課題内容: 下の引用文から、「上司の巡査部長から、出世するには結婚しろと言われたらしいのですが、」で始まり「トムとパトリックの身を守るための結婚でもありました。」で終わる部分を一字一句違えずに書き写すこと。

上司の巡査部長から、出世するには結婚しろと言われたらしいのですが、

当然マリオンに対し好意もあるし、子供を持ちたい、とも思っていました。

そして、パトリックと別れたくないとも思っていたようです…


親友パトリックのスピーチの場面に変わり、

トムマリオンの仲睦まじい結婚式が行われています。

トムとマリオンの愛の証であるとともに、

トムとパトリックの身を守るための結婚でもありました。

そんなことも知らず初夜を迎えるマリオン。

マリオンは初体験のようですし、トムはぎこちなさを感じる初々しい二人の初夜。

トムとパトリックの時のような激しさとの比較から、

トムにとってマリオンは大切な人パトリックは愛する人

といった印象を受けます。

トムとパトリックの関係をソウルメイト、と真実を知らされていないマリオンが、とにかく不憫。

翌日の朝、二人の新居にパトリックがやって来ます。

新郎新婦共通の友人としてお祝いに来たのですが、酒が入り口論になってしまいます。

内容は、マリオンの仕事についてなのですが、

マリオンは、現在の教師を続けたい、

パトリックも続けるべき、の意見なのですが、

トムは、母親は子供と家にいて欲しいと願っていました。

パトリックの“君がそんなに偏狭だとは…”

という言葉にトムは怒りをぶつけます。

マリオンが教師をしていた方が密会がしやすいということが、パトリックの言葉に透けて見えたのでしょうか。

場を乱したトムは寝室に籠もってしまいました。

結婚後も以前と同様の付き合いができるとパトリックは踏んでいたのでしょうか。

この辺りから少しずつ3人の関係性に変化が現れてきます。

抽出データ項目
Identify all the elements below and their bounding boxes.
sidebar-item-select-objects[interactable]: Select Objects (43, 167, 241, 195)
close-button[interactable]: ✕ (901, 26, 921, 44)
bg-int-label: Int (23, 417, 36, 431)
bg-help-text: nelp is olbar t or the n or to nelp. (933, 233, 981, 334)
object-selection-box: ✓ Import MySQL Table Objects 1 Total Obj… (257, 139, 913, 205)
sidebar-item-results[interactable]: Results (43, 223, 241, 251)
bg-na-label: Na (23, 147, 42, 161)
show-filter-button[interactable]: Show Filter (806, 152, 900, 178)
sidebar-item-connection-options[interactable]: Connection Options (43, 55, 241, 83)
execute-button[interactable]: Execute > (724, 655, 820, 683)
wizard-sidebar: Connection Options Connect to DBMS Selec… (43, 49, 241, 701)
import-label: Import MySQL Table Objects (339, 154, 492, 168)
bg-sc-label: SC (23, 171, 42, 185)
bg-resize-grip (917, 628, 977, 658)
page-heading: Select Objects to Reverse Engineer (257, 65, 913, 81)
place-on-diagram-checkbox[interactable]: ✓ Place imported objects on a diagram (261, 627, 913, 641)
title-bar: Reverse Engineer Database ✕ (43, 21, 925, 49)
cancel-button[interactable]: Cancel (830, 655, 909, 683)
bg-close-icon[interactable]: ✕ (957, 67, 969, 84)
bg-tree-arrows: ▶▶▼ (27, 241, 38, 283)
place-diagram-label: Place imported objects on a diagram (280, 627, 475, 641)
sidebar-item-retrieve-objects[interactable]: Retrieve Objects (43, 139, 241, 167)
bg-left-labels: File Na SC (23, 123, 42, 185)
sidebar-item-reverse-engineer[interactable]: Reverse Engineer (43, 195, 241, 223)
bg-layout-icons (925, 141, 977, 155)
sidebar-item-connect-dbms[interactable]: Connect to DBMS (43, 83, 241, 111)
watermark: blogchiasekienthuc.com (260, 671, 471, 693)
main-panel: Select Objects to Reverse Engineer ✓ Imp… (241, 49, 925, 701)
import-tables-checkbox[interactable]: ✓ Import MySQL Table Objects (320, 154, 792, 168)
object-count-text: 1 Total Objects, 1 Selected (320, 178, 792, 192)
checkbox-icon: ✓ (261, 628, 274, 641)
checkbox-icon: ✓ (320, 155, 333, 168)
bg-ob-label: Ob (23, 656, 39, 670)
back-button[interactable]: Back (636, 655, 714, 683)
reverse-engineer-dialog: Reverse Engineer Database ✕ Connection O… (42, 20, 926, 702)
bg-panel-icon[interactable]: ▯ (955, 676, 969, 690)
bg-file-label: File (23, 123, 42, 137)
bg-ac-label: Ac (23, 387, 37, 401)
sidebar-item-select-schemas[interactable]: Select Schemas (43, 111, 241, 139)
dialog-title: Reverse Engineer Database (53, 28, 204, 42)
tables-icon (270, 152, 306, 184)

解答:
上司の巡査部長から、出世するには結婚しろと言われたらしいのですが、

当然マリオンに対し好意もあるし、子供を持ちたい、とも思っていました。

そして、パトリックと別れたくないとも思っていたようです…


親友パトリックのスピーチの場面に変わり、

トムマリオンの仲睦まじい結婚式が行われています。

トムとマリオンの愛の証であるとともに、

トムとパトリックの身を守るための結婚でもありました。